─── EXERCISE DATA

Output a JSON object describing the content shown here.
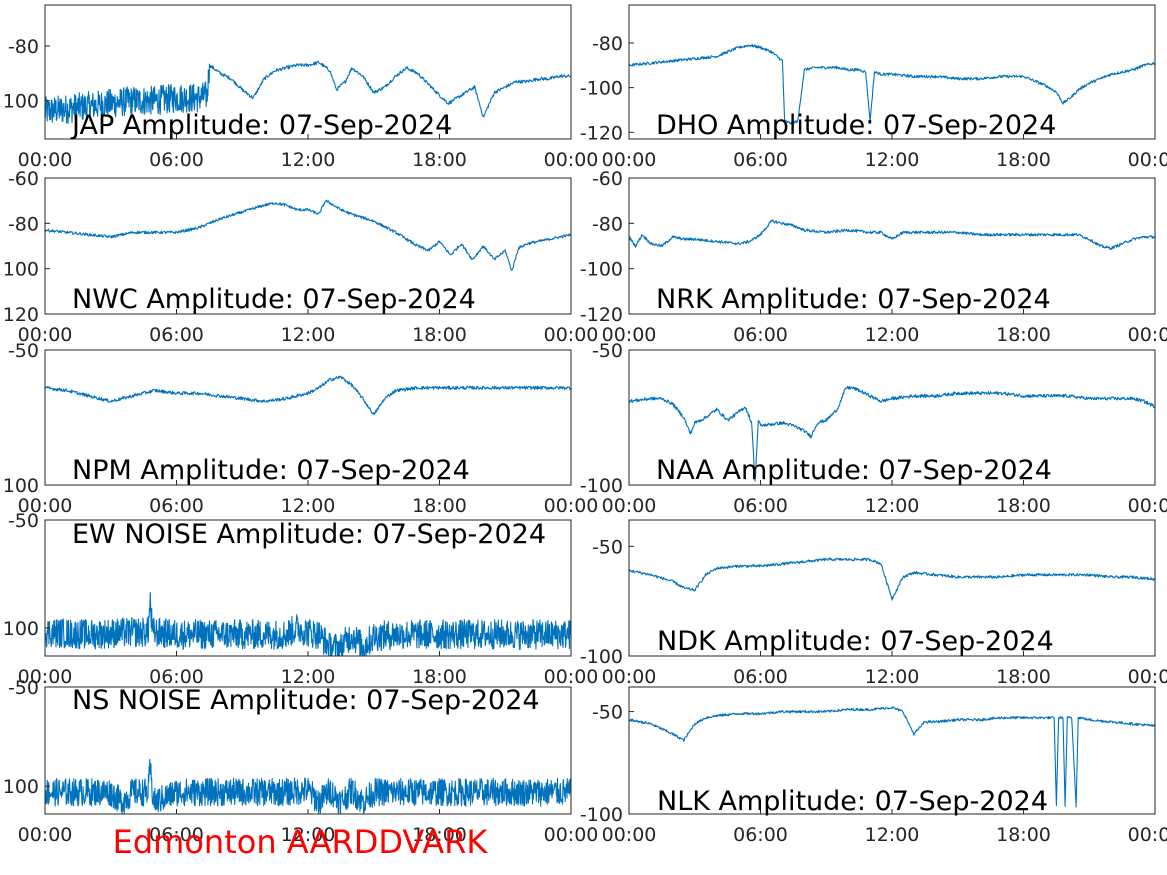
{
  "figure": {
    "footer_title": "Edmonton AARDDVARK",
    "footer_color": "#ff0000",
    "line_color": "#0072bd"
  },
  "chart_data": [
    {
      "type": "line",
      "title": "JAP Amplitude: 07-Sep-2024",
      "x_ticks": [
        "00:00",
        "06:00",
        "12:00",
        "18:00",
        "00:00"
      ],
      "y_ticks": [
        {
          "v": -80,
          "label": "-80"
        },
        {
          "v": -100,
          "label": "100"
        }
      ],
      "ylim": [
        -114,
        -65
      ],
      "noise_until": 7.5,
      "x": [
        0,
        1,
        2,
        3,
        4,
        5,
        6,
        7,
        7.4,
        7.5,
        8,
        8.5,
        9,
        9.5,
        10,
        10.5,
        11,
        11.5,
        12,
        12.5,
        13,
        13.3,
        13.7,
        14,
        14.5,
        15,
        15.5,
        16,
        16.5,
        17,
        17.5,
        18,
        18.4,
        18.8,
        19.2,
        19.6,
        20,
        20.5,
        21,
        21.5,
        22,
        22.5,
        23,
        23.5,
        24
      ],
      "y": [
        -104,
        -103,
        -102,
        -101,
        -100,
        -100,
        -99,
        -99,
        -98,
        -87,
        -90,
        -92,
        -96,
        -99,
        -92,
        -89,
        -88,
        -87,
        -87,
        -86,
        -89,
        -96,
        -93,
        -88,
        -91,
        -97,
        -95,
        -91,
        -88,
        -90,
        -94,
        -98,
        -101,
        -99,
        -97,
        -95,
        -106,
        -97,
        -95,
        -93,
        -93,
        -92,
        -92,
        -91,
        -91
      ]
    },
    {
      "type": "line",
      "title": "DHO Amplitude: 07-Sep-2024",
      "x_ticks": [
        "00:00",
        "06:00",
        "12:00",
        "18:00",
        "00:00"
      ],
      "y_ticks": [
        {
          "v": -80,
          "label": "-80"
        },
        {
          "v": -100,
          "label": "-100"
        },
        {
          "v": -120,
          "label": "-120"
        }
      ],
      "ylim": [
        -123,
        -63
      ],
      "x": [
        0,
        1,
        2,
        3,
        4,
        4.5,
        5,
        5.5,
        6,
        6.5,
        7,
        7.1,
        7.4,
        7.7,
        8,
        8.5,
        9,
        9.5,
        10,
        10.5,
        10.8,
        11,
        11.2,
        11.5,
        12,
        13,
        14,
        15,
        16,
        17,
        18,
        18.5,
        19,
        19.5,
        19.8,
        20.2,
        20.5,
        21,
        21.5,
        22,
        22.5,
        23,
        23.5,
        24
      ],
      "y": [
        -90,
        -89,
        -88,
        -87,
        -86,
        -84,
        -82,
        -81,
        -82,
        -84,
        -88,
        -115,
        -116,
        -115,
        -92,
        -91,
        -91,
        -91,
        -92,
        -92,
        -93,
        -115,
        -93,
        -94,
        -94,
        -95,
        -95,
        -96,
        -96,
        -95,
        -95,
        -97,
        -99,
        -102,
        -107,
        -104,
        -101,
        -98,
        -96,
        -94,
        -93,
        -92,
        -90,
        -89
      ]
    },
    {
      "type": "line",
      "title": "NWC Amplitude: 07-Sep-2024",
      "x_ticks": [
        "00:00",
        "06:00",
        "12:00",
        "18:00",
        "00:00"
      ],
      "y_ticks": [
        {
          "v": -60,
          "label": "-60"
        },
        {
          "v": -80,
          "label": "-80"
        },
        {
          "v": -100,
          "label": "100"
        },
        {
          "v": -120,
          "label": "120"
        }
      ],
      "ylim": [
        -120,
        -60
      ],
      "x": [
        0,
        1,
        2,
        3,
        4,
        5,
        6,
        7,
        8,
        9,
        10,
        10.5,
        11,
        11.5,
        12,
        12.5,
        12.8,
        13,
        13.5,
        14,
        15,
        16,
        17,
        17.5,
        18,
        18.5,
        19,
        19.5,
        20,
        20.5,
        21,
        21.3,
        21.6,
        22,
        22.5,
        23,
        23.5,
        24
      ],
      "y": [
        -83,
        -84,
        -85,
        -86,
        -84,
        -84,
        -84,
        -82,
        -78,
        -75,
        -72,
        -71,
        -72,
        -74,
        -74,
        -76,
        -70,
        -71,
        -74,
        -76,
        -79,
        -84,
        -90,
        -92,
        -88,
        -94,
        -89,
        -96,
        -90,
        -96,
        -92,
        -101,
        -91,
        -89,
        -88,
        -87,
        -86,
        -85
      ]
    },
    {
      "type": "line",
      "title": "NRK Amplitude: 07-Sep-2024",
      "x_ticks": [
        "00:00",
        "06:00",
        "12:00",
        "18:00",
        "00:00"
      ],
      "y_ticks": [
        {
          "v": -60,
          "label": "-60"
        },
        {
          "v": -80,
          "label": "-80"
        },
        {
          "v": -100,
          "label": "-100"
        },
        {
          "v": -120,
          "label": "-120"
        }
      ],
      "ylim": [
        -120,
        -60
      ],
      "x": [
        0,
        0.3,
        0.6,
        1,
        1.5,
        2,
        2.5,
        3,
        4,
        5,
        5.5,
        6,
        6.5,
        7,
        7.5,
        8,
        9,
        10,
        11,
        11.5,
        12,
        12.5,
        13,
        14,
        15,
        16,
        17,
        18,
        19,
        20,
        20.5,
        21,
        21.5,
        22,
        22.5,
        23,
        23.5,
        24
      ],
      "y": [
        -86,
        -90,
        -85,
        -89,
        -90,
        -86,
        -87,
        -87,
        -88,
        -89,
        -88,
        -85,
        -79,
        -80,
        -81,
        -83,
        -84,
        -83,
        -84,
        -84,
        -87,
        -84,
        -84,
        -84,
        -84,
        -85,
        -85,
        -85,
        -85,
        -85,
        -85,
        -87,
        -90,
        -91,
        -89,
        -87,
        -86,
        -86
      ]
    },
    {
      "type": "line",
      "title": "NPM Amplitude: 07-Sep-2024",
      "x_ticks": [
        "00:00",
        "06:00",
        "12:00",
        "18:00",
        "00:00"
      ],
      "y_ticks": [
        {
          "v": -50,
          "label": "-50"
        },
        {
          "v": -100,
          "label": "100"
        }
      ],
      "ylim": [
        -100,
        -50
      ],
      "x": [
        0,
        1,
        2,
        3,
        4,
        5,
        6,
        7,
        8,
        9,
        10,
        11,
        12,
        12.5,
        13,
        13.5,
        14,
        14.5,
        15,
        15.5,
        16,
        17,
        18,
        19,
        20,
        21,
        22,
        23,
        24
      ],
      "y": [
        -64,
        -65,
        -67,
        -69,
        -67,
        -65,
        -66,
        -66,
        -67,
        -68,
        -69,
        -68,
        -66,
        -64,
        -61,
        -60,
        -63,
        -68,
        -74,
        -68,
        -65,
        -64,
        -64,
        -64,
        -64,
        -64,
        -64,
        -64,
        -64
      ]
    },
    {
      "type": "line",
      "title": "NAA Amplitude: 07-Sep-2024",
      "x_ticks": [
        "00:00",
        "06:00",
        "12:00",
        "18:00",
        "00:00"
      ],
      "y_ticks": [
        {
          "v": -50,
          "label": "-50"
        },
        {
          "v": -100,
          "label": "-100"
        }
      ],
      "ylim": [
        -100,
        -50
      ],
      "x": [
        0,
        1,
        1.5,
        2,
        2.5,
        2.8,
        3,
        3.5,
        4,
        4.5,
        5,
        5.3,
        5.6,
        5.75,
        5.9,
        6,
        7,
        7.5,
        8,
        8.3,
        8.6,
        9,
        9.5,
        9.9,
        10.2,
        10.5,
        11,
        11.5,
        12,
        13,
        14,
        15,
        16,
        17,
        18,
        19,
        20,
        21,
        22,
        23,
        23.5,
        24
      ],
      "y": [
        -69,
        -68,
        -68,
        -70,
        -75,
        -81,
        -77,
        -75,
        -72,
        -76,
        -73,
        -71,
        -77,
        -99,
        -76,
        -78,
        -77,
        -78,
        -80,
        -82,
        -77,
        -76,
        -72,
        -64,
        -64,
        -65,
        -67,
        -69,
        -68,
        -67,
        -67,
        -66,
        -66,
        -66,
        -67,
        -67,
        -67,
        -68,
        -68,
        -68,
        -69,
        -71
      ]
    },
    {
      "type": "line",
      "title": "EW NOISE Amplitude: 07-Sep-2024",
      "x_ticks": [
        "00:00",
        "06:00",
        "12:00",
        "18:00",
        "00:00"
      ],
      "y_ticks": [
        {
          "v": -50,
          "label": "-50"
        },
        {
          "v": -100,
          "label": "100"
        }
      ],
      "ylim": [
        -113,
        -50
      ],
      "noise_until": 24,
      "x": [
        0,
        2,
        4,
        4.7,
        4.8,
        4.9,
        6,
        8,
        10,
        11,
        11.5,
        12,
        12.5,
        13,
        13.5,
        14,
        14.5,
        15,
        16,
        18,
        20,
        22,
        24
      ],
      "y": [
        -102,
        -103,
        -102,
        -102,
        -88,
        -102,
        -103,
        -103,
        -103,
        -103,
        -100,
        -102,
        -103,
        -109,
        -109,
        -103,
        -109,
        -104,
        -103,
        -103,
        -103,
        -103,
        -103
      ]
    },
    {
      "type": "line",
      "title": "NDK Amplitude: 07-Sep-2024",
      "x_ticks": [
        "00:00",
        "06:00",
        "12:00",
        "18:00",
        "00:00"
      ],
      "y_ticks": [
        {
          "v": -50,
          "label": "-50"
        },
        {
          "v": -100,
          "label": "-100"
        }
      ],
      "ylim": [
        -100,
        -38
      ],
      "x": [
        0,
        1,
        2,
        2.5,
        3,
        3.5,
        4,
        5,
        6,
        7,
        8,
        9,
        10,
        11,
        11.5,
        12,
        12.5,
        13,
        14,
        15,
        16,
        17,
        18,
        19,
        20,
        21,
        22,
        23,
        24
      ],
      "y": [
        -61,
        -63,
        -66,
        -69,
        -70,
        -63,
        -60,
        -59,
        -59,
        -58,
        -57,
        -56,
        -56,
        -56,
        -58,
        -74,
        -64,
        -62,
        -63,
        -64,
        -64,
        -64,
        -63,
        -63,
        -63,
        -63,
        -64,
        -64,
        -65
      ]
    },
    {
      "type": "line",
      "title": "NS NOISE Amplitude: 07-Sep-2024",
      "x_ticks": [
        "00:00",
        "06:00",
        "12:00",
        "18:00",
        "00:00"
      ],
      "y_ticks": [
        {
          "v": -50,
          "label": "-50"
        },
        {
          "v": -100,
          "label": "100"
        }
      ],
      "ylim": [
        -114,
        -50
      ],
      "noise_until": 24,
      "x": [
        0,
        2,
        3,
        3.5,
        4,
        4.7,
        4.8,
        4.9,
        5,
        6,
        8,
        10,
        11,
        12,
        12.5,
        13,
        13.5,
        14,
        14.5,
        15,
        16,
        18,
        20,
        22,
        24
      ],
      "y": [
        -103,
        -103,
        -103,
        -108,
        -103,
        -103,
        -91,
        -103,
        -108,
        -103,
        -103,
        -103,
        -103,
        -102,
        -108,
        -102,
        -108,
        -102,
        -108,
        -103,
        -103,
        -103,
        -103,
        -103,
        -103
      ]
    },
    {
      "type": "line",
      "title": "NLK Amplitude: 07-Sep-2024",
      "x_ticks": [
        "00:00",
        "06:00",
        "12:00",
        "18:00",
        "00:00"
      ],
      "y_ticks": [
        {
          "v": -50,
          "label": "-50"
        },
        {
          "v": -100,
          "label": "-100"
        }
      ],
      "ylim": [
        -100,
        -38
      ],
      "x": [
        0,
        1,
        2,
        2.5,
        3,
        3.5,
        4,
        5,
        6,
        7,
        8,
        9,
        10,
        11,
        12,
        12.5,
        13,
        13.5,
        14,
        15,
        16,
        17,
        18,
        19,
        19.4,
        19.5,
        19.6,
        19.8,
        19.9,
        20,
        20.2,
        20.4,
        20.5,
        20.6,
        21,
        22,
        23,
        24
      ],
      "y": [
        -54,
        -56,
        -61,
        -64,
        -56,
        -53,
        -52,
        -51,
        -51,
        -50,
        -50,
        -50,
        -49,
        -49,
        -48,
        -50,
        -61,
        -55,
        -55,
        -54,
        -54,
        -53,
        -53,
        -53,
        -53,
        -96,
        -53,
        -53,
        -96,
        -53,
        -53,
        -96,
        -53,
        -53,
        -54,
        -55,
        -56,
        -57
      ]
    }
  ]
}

──────
─── EXERCISE DATA

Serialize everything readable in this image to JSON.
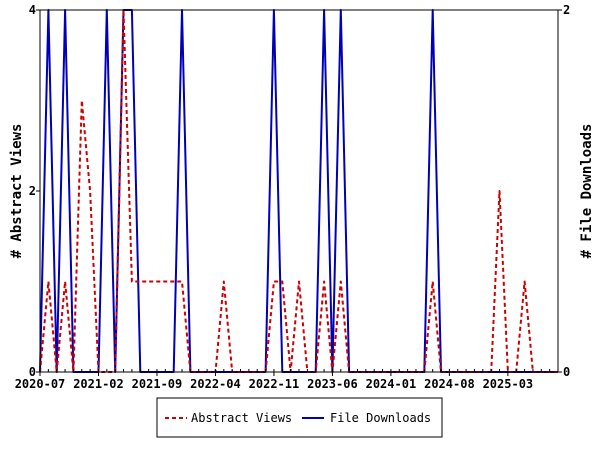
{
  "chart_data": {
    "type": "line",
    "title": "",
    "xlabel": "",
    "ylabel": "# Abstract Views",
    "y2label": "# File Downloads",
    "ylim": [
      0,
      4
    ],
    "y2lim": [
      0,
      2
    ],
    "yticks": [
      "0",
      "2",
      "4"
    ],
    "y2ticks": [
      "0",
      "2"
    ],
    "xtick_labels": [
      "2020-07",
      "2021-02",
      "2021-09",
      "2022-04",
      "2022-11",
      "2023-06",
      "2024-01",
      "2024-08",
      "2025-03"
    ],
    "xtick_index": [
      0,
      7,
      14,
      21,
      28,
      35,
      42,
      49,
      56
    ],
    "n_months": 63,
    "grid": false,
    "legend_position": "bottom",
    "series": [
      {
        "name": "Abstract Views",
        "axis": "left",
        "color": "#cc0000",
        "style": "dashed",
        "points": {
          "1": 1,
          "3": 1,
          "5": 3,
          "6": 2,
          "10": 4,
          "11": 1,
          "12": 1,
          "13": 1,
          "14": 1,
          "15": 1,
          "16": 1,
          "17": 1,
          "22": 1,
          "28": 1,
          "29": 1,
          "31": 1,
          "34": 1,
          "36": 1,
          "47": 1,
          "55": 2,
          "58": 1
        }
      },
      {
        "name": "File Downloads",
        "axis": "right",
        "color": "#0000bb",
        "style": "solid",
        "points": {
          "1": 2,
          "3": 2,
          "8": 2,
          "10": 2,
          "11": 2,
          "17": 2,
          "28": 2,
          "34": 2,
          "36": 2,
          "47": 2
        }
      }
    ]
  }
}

──────
─── EXERCISE DATA

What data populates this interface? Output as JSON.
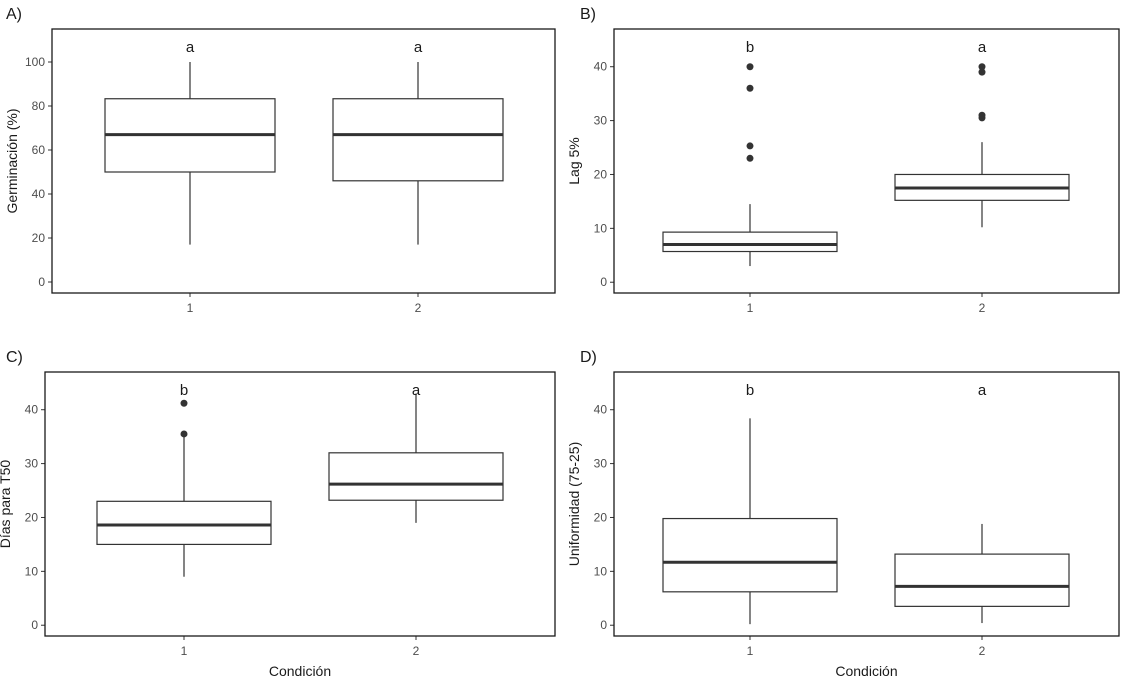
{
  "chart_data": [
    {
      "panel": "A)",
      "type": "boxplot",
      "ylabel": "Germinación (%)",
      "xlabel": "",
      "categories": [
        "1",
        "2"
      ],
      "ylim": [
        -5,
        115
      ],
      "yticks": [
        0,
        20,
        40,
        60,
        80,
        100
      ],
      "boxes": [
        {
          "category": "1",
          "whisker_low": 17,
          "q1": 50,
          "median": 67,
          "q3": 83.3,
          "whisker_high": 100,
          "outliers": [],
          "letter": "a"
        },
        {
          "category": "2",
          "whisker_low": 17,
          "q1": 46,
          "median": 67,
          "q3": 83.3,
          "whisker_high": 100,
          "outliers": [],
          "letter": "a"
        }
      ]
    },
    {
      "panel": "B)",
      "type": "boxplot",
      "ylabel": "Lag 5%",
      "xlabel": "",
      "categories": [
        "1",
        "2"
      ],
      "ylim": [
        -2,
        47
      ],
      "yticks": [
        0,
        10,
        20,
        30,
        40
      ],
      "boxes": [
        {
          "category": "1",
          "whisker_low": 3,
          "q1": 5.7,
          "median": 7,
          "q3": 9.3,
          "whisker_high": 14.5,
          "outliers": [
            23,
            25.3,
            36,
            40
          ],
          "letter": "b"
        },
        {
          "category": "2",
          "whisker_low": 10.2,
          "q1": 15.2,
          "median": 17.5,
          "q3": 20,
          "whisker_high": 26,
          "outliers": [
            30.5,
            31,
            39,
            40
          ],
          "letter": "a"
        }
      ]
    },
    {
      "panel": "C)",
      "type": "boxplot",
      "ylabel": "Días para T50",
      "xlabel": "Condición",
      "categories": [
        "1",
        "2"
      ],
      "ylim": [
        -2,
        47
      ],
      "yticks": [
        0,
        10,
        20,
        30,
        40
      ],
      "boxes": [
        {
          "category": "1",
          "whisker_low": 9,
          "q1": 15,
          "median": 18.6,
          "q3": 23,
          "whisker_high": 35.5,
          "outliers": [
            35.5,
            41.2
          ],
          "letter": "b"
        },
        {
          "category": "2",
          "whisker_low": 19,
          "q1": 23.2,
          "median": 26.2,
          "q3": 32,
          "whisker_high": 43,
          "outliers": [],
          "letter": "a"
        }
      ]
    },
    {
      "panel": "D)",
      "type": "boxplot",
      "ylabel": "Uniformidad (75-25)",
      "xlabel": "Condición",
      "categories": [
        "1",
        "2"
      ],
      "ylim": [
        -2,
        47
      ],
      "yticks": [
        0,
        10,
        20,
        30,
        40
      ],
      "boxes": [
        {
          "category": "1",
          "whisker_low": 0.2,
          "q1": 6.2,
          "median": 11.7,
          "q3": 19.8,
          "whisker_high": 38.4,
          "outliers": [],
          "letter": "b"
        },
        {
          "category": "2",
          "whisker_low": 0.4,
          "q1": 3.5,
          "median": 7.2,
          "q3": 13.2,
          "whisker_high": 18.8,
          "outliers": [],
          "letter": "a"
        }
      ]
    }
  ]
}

──────

EXERCISE:
Every line that holds the word "Amplitude" counts once; state the total number of such lines and nothing else.

TASK RESPONSE:
10